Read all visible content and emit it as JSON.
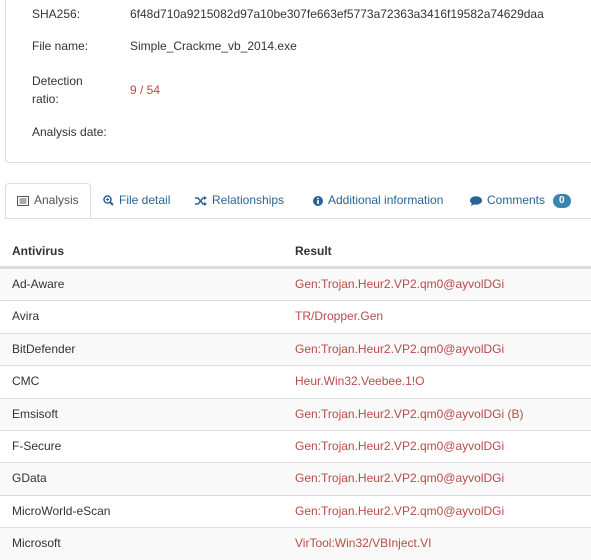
{
  "summary": {
    "sha256_label": "SHA256:",
    "sha256_value": "6f48d710a9215082d97a10be307fe663ef5773a72363a3416f19582a74629daa",
    "filename_label": "File name:",
    "filename_value": "Simple_Crackme_vb_2014.exe",
    "detection_label_1": "Detection",
    "detection_label_2": "ratio:",
    "detection_value": "9 / 54",
    "analysis_date_label": "Analysis date:",
    "detection_color": "#b94a48"
  },
  "tabs": [
    {
      "label": "Analysis",
      "icon": "list-icon",
      "active": true
    },
    {
      "label": "File detail",
      "icon": "zoom-icon"
    },
    {
      "label": "Relationships",
      "icon": "shuffle-icon"
    },
    {
      "label": "Additional information",
      "icon": "info-icon"
    },
    {
      "label": "Comments",
      "icon": "comment-icon",
      "badge": "0"
    }
  ],
  "table": {
    "headers": {
      "antivirus": "Antivirus",
      "result": "Result"
    },
    "rows": [
      {
        "antivirus": "Ad-Aware",
        "result": "Gen:Trojan.Heur2.VP2.qm0@ayvolDGi"
      },
      {
        "antivirus": "Avira",
        "result": "TR/Dropper.Gen"
      },
      {
        "antivirus": "BitDefender",
        "result": "Gen:Trojan.Heur2.VP2.qm0@ayvolDGi"
      },
      {
        "antivirus": "CMC",
        "result": "Heur.Win32.Veebee.1!O"
      },
      {
        "antivirus": "Emsisoft",
        "result": "Gen:Trojan.Heur2.VP2.qm0@ayvolDGi (B)"
      },
      {
        "antivirus": "F-Secure",
        "result": "Gen:Trojan.Heur2.VP2.qm0@ayvolDGi"
      },
      {
        "antivirus": "GData",
        "result": "Gen:Trojan.Heur2.VP2.qm0@ayvolDGi"
      },
      {
        "antivirus": "MicroWorld-eScan",
        "result": "Gen:Trojan.Heur2.VP2.qm0@ayvolDGi"
      },
      {
        "antivirus": "Microsoft",
        "result": "VirTool:Win32/VBInject.VI"
      }
    ]
  },
  "colors": {
    "link": "#2a6496",
    "danger": "#b94a48",
    "badge": "#3a87ad"
  }
}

- - - - - - -

Assignment
Give the listing above again in its entirety, exactly as written and free of images.

Answer space
Read all visible content and emit it as JSON.
{
  "summary": {
    "sha256_label": "SHA256:",
    "sha256_value": "6f48d710a9215082d97a10be307fe663ef5773a72363a3416f19582a74629daa",
    "filename_label": "File name:",
    "filename_value": "Simple_Crackme_vb_2014.exe",
    "detection_label_1": "Detection",
    "detection_label_2": "ratio:",
    "detection_value": "9 / 54",
    "analysis_date_label": "Analysis date:",
    "detection_color": "#b94a48"
  },
  "tabs": [
    {
      "label": "Analysis",
      "icon": "list-icon",
      "active": true
    },
    {
      "label": "File detail",
      "icon": "zoom-icon"
    },
    {
      "label": "Relationships",
      "icon": "shuffle-icon"
    },
    {
      "label": "Additional information",
      "icon": "info-icon"
    },
    {
      "label": "Comments",
      "icon": "comment-icon",
      "badge": "0"
    }
  ],
  "table": {
    "headers": {
      "antivirus": "Antivirus",
      "result": "Result"
    },
    "rows": [
      {
        "antivirus": "Ad-Aware",
        "result": "Gen:Trojan.Heur2.VP2.qm0@ayvolDGi"
      },
      {
        "antivirus": "Avira",
        "result": "TR/Dropper.Gen"
      },
      {
        "antivirus": "BitDefender",
        "result": "Gen:Trojan.Heur2.VP2.qm0@ayvolDGi"
      },
      {
        "antivirus": "CMC",
        "result": "Heur.Win32.Veebee.1!O"
      },
      {
        "antivirus": "Emsisoft",
        "result": "Gen:Trojan.Heur2.VP2.qm0@ayvolDGi (B)"
      },
      {
        "antivirus": "F-Secure",
        "result": "Gen:Trojan.Heur2.VP2.qm0@ayvolDGi"
      },
      {
        "antivirus": "GData",
        "result": "Gen:Trojan.Heur2.VP2.qm0@ayvolDGi"
      },
      {
        "antivirus": "MicroWorld-eScan",
        "result": "Gen:Trojan.Heur2.VP2.qm0@ayvolDGi"
      },
      {
        "antivirus": "Microsoft",
        "result": "VirTool:Win32/VBInject.VI"
      }
    ]
  },
  "colors": {
    "link": "#2a6496",
    "danger": "#b94a48",
    "badge": "#3a87ad"
  }
}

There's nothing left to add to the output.